[Start Material for the task]

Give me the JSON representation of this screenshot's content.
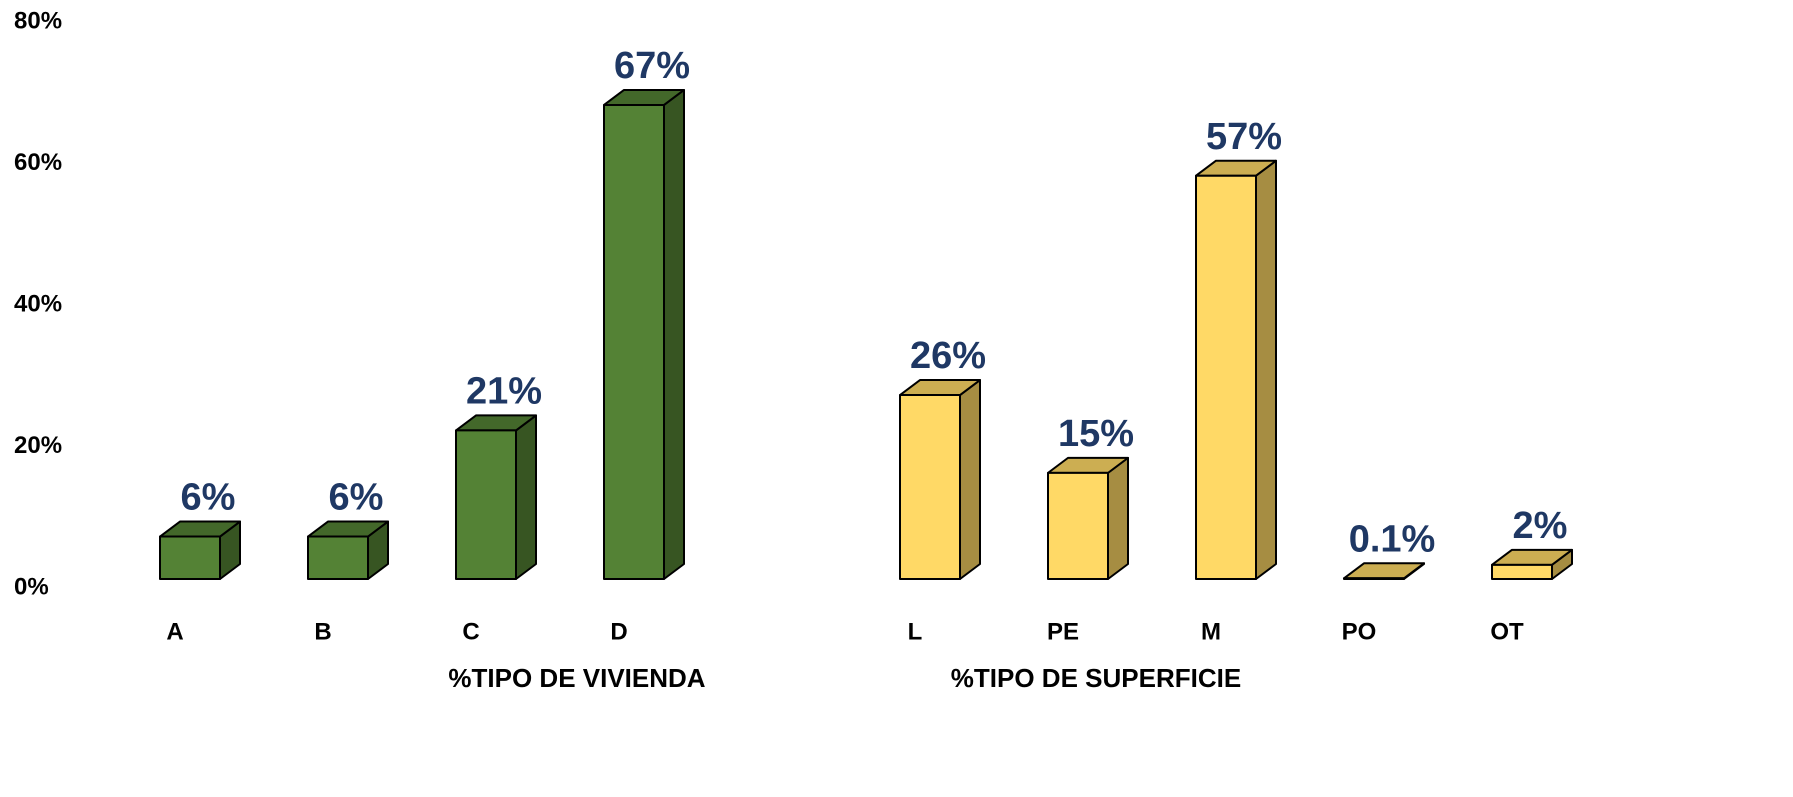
{
  "chart_data": {
    "type": "bar3d",
    "categories": [
      "A",
      "B",
      "C",
      "D",
      null,
      "L",
      "PE",
      "M",
      "PO",
      "OT"
    ],
    "series": [
      {
        "name": "%TIPO DE VIVIENDA",
        "color": "#548235",
        "values": [
          6,
          6,
          21,
          67,
          null,
          null,
          null,
          null,
          null,
          null
        ],
        "value_labels": [
          "6%",
          "6%",
          "21%",
          "67%",
          null,
          null,
          null,
          null,
          null,
          null
        ]
      },
      {
        "name": "%TIPO DE SUPERFICIE",
        "color": "#ffd966",
        "values": [
          null,
          null,
          null,
          null,
          null,
          26,
          15,
          57,
          0.1,
          2
        ],
        "value_labels": [
          null,
          null,
          null,
          null,
          null,
          "26%",
          "15%",
          "57%",
          "0.1%",
          "2%"
        ]
      }
    ],
    "ylim": [
      0,
      80
    ],
    "yticks": [
      {
        "value": 0,
        "label": "0%"
      },
      {
        "value": 20,
        "label": "20%"
      },
      {
        "value": 40,
        "label": "40%"
      },
      {
        "value": 60,
        "label": "60%"
      },
      {
        "value": 80,
        "label": "80%"
      }
    ],
    "grid": false
  }
}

[End Material for the task]

Pick out the lines that include the word "TIPO" and write them out.

        "name": "%TIPO DE VIVIENDA",
        "name": "%TIPO DE SUPERFICIE",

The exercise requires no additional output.